>>>>
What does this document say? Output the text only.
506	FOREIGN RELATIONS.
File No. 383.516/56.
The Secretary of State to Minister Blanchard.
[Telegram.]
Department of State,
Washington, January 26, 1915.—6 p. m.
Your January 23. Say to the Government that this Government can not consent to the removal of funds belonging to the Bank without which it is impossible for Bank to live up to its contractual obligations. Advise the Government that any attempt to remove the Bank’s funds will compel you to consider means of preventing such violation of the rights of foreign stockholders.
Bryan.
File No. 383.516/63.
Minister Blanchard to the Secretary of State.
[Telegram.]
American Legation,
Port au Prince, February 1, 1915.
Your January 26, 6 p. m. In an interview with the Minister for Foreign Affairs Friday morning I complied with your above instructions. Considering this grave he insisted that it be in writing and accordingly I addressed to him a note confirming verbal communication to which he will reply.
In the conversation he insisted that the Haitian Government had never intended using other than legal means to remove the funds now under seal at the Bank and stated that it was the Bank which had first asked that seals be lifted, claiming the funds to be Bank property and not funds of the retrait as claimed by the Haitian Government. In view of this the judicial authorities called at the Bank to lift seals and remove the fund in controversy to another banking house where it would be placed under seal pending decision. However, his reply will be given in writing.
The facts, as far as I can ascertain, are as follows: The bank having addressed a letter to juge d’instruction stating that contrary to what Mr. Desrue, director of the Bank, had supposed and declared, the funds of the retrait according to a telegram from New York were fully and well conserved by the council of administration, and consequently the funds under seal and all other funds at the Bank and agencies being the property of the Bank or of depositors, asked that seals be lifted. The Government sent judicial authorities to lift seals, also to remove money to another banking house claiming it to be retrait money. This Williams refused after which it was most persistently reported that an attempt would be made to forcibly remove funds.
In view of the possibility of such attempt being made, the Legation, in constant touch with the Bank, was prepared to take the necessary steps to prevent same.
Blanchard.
<<<<
**Given request:**
All of the data must be returned exactly.

**Output of the task:**
What does this document say? Output the text only.
506	FOREIGN RELATIONS.
File No. 383.516/56.
The Secretary of State to Minister Blanchard.
[Telegram.]
Department of State,
Washington, January 26, 1915.—6 p. m.
Your January 23. Say to the Government that this Government can not consent to the removal of funds belonging to the Bank without which it is impossible for Bank to live up to its contractual obligations. Advise the Government that any attempt to remove the Bank’s funds will compel you to consider means of preventing such violation of the rights of foreign stockholders.
Bryan.
File No. 383.516/63.
Minister Blanchard to the Secretary of State.
[Telegram.]
American Legation,
Port au Prince, February 1, 1915.
Your January 26, 6 p. m. In an interview with the Minister for Foreign Affairs Friday morning I complied with your above instructions. Considering this grave he insisted that it be in writing and accordingly I addressed to him a note confirming verbal communication to which he will reply.
In the conversation he insisted that the Haitian Government had never intended using other than legal means to remove the funds now under seal at the Bank and stated that it was the Bank which had first asked that seals be lifted, claiming the funds to be Bank property and not funds of the retrait as claimed by the Haitian Government. In view of this the judicial authorities called at the Bank to lift seals and remove the fund in controversy to another banking house where it would be placed under seal pending decision. However, his reply will be given in writing.
The facts, as far as I can ascertain, are as follows: The bank having addressed a letter to juge d’instruction stating that contrary to what Mr. Desrue, director of the Bank, had supposed and declared, the funds of the retrait according to a telegram from New York were fully and well conserved by the council of administration, and consequently the funds under seal and all other funds at the Bank and agencies being the property of the Bank or of depositors, asked that seals be lifted. The Government sent judicial authorities to lift seals, also to remove money to another banking house claiming it to be retrait money. This Williams refused after which it was most persistently reported that an attempt would be made to forcibly remove funds.
In view of the possibility of such attempt being made, the Legation, in constant touch with the Bank, was prepared to take the necessary steps to prevent same.
Blanchard.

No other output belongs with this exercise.